Problem requirements » Pick every line from the data that holds the word "xlabel".

Source data »
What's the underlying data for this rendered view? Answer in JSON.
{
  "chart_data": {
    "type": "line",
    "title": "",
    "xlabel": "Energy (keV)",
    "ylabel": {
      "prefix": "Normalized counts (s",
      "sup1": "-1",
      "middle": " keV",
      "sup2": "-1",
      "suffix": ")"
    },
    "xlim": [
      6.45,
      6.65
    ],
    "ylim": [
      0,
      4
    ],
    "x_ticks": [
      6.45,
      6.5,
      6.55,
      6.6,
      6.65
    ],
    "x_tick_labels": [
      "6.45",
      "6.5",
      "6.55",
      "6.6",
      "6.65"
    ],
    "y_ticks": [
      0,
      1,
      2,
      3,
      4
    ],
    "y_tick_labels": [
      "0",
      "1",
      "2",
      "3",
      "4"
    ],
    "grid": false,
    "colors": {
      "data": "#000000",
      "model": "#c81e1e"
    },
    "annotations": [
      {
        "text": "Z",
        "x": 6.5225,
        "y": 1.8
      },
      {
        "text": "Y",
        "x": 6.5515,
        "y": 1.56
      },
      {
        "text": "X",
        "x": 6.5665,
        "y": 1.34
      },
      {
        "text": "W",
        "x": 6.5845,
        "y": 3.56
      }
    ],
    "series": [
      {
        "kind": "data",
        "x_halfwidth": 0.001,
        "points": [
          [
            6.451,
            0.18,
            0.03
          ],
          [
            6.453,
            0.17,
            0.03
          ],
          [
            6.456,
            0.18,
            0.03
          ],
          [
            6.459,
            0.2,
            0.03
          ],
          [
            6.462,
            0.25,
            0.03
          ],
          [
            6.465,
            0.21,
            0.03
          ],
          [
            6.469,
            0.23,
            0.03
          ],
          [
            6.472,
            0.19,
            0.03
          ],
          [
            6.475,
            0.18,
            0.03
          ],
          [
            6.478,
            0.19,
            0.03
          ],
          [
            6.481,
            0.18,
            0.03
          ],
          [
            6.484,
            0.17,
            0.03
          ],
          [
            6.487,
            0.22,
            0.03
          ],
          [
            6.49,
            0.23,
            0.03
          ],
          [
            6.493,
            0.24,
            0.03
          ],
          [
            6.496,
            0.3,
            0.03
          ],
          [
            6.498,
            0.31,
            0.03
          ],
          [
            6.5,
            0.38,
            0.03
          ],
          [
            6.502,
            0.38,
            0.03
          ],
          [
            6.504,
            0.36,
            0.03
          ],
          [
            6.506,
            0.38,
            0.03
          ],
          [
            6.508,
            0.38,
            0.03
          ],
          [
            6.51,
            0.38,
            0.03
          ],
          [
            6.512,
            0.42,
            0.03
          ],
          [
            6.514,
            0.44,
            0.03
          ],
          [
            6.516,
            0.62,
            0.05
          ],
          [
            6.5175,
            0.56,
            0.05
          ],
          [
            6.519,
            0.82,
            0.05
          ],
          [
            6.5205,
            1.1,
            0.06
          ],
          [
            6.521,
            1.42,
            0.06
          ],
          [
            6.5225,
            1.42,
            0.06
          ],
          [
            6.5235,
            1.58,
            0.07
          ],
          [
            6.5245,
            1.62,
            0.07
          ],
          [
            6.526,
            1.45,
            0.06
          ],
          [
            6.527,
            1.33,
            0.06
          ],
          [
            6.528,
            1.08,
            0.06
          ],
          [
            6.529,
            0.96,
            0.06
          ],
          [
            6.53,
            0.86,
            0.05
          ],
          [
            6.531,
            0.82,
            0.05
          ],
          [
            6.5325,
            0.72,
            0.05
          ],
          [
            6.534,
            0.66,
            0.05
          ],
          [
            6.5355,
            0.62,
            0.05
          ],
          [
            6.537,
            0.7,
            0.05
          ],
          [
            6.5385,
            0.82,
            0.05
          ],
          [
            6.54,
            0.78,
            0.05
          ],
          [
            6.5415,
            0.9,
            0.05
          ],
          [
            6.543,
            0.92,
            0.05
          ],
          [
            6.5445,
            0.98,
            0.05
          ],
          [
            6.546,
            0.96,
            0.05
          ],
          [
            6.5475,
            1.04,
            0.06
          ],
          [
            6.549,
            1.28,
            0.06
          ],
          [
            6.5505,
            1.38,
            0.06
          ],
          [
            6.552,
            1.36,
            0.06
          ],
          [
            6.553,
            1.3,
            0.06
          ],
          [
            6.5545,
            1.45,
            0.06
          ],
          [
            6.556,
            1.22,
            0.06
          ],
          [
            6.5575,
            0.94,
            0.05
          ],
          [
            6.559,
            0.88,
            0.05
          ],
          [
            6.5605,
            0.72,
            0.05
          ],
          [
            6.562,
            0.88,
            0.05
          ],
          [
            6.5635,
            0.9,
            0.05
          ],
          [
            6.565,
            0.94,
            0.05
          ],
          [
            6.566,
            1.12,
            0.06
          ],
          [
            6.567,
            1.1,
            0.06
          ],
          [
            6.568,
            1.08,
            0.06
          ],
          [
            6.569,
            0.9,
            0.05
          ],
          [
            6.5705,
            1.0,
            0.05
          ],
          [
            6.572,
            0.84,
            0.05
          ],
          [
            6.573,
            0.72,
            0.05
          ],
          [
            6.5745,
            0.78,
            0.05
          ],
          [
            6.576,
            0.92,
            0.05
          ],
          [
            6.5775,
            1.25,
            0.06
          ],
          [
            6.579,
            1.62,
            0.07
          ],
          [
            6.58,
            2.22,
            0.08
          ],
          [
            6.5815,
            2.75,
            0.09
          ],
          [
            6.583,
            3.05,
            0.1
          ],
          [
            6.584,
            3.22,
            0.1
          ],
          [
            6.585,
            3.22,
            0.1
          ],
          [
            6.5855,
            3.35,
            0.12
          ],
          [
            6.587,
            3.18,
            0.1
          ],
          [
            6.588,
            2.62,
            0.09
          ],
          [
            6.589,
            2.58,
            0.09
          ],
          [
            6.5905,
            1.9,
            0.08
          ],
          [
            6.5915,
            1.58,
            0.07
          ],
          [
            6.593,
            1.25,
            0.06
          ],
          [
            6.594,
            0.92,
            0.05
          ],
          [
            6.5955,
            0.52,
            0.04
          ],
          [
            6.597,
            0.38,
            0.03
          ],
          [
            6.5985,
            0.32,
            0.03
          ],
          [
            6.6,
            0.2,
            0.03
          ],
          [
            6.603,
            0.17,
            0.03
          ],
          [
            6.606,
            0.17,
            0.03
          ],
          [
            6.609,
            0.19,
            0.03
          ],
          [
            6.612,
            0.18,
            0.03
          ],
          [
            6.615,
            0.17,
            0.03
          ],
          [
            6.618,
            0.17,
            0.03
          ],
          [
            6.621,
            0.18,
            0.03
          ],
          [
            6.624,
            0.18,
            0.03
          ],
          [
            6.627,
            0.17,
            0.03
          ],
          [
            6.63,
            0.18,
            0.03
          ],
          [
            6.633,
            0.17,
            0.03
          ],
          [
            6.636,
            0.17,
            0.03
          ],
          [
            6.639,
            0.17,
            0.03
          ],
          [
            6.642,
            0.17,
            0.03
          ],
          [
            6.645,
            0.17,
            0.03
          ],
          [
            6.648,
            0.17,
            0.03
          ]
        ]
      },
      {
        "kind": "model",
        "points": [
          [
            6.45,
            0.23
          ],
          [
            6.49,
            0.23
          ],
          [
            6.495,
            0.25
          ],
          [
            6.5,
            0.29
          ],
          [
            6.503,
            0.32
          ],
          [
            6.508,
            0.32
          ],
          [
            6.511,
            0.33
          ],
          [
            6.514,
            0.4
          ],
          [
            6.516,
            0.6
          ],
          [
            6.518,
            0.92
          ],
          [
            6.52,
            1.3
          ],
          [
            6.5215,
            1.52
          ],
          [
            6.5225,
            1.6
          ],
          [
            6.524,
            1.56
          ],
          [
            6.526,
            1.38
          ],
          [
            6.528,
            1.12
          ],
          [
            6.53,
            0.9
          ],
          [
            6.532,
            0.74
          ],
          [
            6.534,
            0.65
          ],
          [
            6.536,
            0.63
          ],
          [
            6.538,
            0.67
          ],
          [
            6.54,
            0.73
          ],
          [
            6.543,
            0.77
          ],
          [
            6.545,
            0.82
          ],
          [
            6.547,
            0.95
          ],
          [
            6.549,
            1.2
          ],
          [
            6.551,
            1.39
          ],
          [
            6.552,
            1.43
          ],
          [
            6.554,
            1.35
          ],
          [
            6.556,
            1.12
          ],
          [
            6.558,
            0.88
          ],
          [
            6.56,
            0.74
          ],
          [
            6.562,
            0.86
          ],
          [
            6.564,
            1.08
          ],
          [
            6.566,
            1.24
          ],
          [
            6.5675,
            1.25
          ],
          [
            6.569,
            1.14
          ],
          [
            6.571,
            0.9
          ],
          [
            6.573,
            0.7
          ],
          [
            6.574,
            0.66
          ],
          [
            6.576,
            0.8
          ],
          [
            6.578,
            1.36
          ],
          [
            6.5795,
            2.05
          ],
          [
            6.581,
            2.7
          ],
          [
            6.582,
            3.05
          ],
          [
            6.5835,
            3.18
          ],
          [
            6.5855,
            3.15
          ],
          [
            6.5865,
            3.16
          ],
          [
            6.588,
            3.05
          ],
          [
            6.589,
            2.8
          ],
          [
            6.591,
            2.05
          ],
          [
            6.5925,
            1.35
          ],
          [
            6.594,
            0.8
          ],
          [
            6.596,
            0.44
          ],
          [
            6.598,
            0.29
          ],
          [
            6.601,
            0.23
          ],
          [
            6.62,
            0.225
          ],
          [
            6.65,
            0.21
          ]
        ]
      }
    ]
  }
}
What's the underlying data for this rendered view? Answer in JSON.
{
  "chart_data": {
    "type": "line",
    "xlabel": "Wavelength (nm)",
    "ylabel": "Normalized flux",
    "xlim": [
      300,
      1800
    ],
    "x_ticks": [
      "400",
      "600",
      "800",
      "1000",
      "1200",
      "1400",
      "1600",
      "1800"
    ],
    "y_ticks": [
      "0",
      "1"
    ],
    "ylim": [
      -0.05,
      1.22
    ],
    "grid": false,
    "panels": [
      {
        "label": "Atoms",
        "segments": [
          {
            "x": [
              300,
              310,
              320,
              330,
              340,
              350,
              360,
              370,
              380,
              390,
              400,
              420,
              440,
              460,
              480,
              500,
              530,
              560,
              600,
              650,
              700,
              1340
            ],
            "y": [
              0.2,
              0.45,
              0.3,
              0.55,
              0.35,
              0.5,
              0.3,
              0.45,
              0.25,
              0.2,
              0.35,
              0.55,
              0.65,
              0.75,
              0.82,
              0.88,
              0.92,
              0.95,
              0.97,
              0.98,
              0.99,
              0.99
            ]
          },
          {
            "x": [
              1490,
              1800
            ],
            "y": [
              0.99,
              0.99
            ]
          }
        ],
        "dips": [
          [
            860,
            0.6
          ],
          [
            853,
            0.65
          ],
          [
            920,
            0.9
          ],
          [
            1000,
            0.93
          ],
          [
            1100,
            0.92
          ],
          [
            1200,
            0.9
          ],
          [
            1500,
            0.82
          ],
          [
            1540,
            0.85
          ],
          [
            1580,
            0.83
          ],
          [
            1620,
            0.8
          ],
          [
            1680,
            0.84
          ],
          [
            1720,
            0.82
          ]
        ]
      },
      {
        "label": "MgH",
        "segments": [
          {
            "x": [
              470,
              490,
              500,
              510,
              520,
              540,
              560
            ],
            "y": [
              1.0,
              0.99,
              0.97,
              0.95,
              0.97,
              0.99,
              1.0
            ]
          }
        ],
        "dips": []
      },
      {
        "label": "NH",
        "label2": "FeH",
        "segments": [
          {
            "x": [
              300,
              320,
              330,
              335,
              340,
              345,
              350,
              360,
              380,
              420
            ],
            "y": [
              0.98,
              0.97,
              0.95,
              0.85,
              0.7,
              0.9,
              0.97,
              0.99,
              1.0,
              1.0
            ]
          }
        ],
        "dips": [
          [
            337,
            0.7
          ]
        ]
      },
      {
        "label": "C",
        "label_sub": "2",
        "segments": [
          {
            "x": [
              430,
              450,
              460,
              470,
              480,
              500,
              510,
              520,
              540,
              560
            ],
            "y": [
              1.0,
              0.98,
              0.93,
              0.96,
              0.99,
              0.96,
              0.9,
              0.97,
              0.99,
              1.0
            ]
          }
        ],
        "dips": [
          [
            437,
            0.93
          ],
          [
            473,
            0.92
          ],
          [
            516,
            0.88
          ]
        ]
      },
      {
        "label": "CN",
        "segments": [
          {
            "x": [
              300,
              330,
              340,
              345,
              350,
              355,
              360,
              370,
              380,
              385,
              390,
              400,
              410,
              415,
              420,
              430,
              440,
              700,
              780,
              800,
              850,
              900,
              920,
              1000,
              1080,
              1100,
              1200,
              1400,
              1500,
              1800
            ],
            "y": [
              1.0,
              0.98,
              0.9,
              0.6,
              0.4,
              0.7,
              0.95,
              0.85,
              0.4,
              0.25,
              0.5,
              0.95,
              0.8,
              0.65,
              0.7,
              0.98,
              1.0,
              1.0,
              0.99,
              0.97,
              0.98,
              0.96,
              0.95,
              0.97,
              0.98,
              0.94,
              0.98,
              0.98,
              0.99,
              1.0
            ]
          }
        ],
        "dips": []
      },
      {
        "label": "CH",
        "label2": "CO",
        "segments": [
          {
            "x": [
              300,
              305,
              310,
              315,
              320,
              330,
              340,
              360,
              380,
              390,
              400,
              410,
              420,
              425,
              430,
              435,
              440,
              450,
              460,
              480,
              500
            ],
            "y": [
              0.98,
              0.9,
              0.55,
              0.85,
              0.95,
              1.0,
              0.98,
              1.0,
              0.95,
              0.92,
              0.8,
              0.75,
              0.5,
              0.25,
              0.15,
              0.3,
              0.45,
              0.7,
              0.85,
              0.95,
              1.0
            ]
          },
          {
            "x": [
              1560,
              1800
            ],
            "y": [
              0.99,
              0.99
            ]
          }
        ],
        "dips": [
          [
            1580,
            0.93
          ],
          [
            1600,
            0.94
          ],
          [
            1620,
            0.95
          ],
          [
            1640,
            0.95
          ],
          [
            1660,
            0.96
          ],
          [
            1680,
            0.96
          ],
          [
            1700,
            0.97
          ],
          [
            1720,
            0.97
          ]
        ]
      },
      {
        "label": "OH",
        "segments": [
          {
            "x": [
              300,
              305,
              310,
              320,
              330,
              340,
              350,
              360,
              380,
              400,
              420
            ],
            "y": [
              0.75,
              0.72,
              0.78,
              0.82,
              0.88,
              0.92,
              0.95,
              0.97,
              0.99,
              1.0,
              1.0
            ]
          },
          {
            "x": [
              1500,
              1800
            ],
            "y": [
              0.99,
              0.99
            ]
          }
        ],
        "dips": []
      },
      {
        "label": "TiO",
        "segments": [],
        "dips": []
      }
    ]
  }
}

Completed exercise »
    "xlabel": "Energy (keV)",
    "xlabel": "Wavelength (nm)",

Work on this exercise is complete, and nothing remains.